----- Exercise input -----
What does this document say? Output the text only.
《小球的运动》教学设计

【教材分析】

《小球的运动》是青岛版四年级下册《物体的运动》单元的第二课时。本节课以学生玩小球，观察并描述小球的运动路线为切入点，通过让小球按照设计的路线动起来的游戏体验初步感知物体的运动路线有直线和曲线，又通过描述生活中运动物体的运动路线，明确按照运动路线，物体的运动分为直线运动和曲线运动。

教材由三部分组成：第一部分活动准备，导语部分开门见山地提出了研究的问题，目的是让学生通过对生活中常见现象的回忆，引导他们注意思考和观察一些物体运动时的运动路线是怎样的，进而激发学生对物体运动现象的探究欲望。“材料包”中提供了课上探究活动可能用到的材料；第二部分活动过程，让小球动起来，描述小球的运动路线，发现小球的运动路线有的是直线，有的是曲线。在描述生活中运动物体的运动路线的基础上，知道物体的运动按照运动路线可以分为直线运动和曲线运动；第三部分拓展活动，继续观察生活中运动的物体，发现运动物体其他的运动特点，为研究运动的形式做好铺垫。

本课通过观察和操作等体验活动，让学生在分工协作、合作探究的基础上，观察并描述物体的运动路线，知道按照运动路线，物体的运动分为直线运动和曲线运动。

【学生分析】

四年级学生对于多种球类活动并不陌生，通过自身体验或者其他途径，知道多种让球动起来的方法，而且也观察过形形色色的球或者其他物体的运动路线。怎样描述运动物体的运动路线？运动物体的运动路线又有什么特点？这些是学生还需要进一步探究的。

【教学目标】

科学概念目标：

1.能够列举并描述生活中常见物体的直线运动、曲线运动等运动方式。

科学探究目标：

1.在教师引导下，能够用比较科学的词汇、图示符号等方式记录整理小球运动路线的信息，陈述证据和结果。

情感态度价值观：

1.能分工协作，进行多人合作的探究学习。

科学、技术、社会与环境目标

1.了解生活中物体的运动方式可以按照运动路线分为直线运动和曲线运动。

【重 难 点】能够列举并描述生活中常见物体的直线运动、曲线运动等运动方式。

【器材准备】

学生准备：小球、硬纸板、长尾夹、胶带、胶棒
-----
**Stated goal**: Output every record above exactly as it appears.

**Worked solution**:
What does this document say? Output the text only.
《小球的运动》教学设计

【教材分析】

《小球的运动》是青岛版四年级下册《物体的运动》单元的第二课时。本节课以学生玩小球，观察并描述小球的运动路线为切入点，通过让小球按照设计的路线动起来的游戏体验初步感知物体的运动路线有直线和曲线，又通过描述生活中运动物体的运动路线，明确按照运动路线，物体的运动分为直线运动和曲线运动。

教材由三部分组成：第一部分活动准备，导语部分开门见山地提出了研究的问题，目的是让学生通过对生活中常见现象的回忆，引导他们注意思考和观察一些物体运动时的运动路线是怎样的，进而激发学生对物体运动现象的探究欲望。“材料包”中提供了课上探究活动可能用到的材料；第二部分活动过程，让小球动起来，描述小球的运动路线，发现小球的运动路线有的是直线，有的是曲线。在描述生活中运动物体的运动路线的基础上，知道物体的运动按照运动路线可以分为直线运动和曲线运动；第三部分拓展活动，继续观察生活中运动的物体，发现运动物体其他的运动特点，为研究运动的形式做好铺垫。

本课通过观察和操作等体验活动，让学生在分工协作、合作探究的基础上，观察并描述物体的运动路线，知道按照运动路线，物体的运动分为直线运动和曲线运动。

【学生分析】

四年级学生对于多种球类活动并不陌生，通过自身体验或者其他途径，知道多种让球动起来的方法，而且也观察过形形色色的球或者其他物体的运动路线。怎样描述运动物体的运动路线？运动物体的运动路线又有什么特点？这些是学生还需要进一步探究的。

【教学目标】

科学概念目标：

1.能够列举并描述生活中常见物体的直线运动、曲线运动等运动方式。

科学探究目标：

1.在教师引导下，能够用比较科学的词汇、图示符号等方式记录整理小球运动路线的信息，陈述证据和结果。

情感态度价值观：

1.能分工协作，进行多人合作的探究学习。

科学、技术、社会与环境目标

1.了解生活中物体的运动方式可以按照运动路线分为直线运动和曲线运动。

【重 难 点】能够列举并描述生活中常见物体的直线运动、曲线运动等运动方式。

【器材准备】

学生准备：小球、硬纸板、长尾夹、胶带、胶棒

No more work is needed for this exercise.